◆ **Directive**
The data below should be restated word for word, with every picture omitted.

◆ **Records provided**
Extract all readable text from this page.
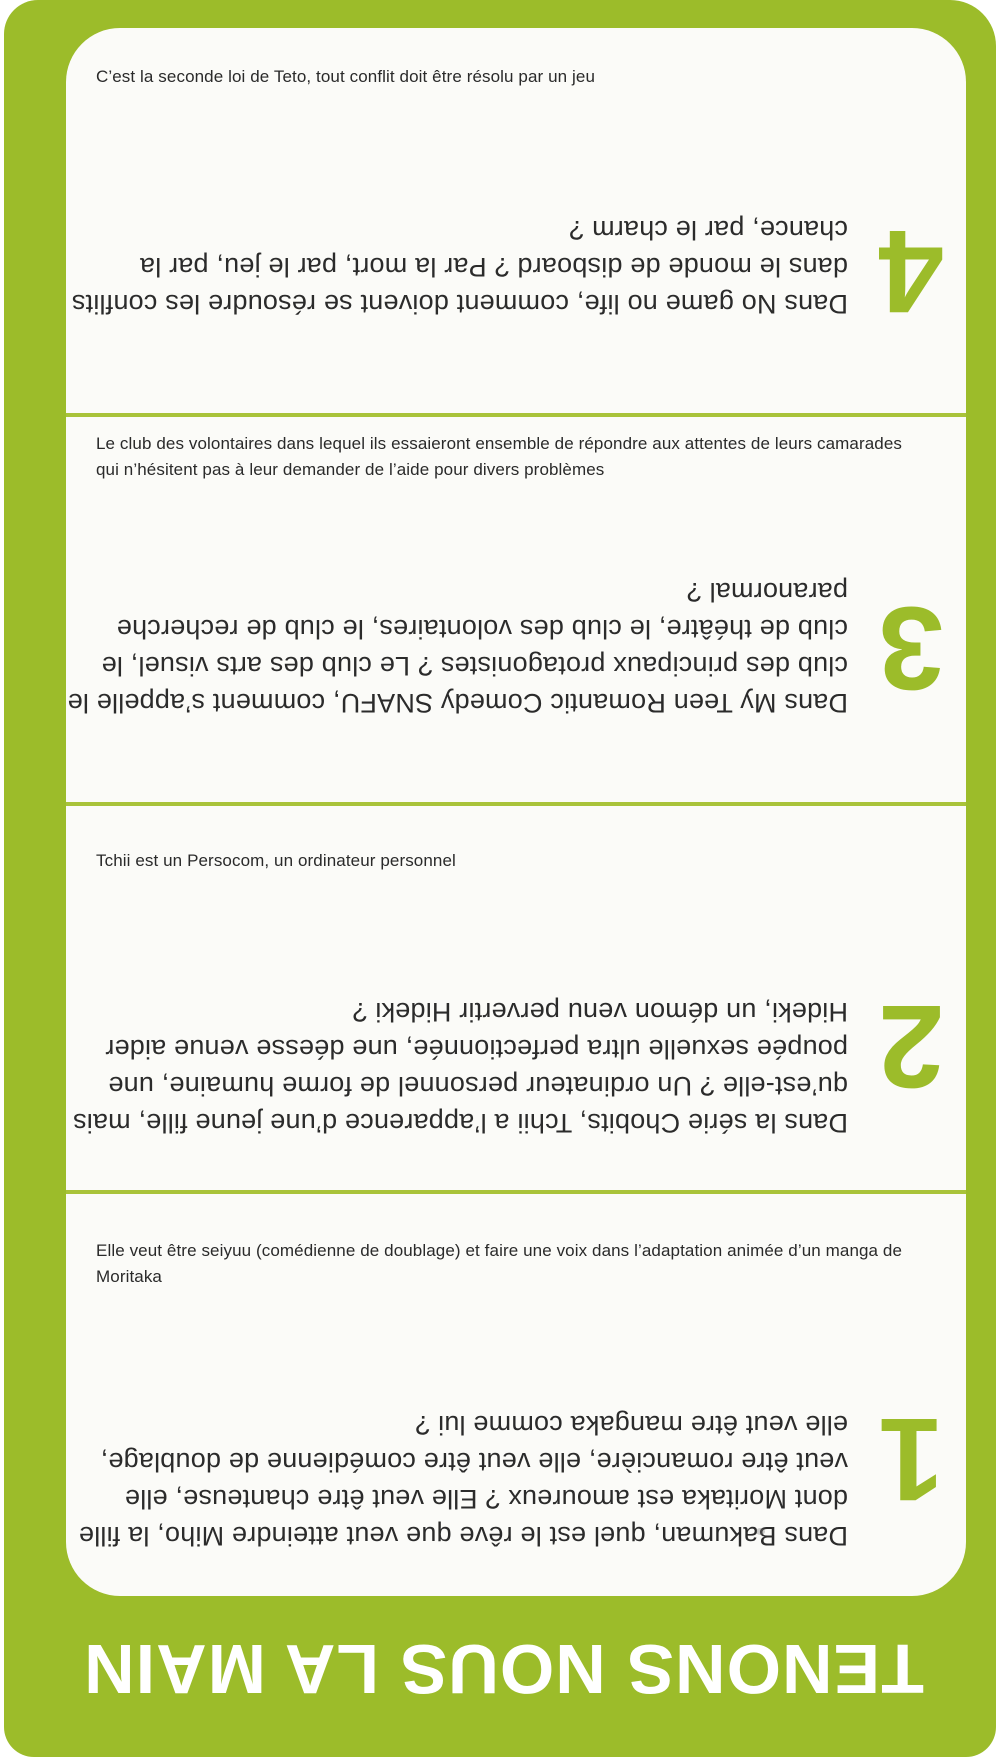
C’est la seconde loi de Teto, tout conflit doit être résolu par un jeu
4
Dans No game no life, comment doivent se résoudre les conflits dans le monde de disboard ? Par la mort, par le jeu, par la chance, par le charm ?
Le club des volontaires dans lequel ils essaieront ensemble de répondre aux attentes de leurs camarades qui n’hésitent pas à leur demander de l’aide pour divers problèmes
3
Dans My Teen Romantic Comedy SNAFU, comment s’appelle le club des principaux protagonistes ? Le club des arts visuel, le club de théâtre, le club des volontaires, le club de recherche paranormal ?
Tchii est un Persocom, un ordinateur personnel
2
Dans la série Chobits, Tchii a l’apparence d’une jeune fille, mais qu’est-elle ? Un ordinateur personnel de forme humaine, une poupée sexuelle ultra perfectionnée, une déesse venue aider Hideki, un démon venu pervertir Hideki ?
Elle veut être seiyuu (comédienne de doublage) et faire une voix dans l’adaptation animée d’un manga de Moritaka
1
Dans Bakuman, quel est le rêve que veut atteindre Miho, la fille dont Moritaka est amoureux ? Elle veut être chanteuse, elle veut être romancière, elle veut être comédienne de doublage, elle veut être mangaka comme lui ?
TENONS NOUS LA MAIN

◆ **The response**
Extract all readable text from this page.
C’est la seconde loi de Teto, tout conflit doit être résolu par un jeu
4
Dans No game no life, comment doivent se résoudre les conflits dans le monde de disboard ? Par la mort, par le jeu, par la chance, par le charm ?
Le club des volontaires dans lequel ils essaieront ensemble de répondre aux attentes de leurs camarades qui n’hésitent pas à leur demander de l’aide pour divers problèmes
3
Dans My Teen Romantic Comedy SNAFU, comment s’appelle le club des principaux protagonistes ? Le club des arts visuel, le club de théâtre, le club des volontaires, le club de recherche paranormal ?
Tchii est un Persocom, un ordinateur personnel
2
Dans la série Chobits, Tchii a l’apparence d’une jeune fille, mais qu’est-elle ? Un ordinateur personnel de forme humaine, une poupée sexuelle ultra perfectionnée, une déesse venue aider Hideki, un démon venu pervertir Hideki ?
Elle veut être seiyuu (comédienne de doublage) et faire une voix dans l’adaptation animée d’un manga de Moritaka
1
Dans Bakuman, quel est le rêve que veut atteindre Miho, la fille dont Moritaka est amoureux ? Elle veut être chanteuse, elle veut être romancière, elle veut être comédienne de doublage, elle veut être mangaka comme lui ?
TENONS NOUS LA MAIN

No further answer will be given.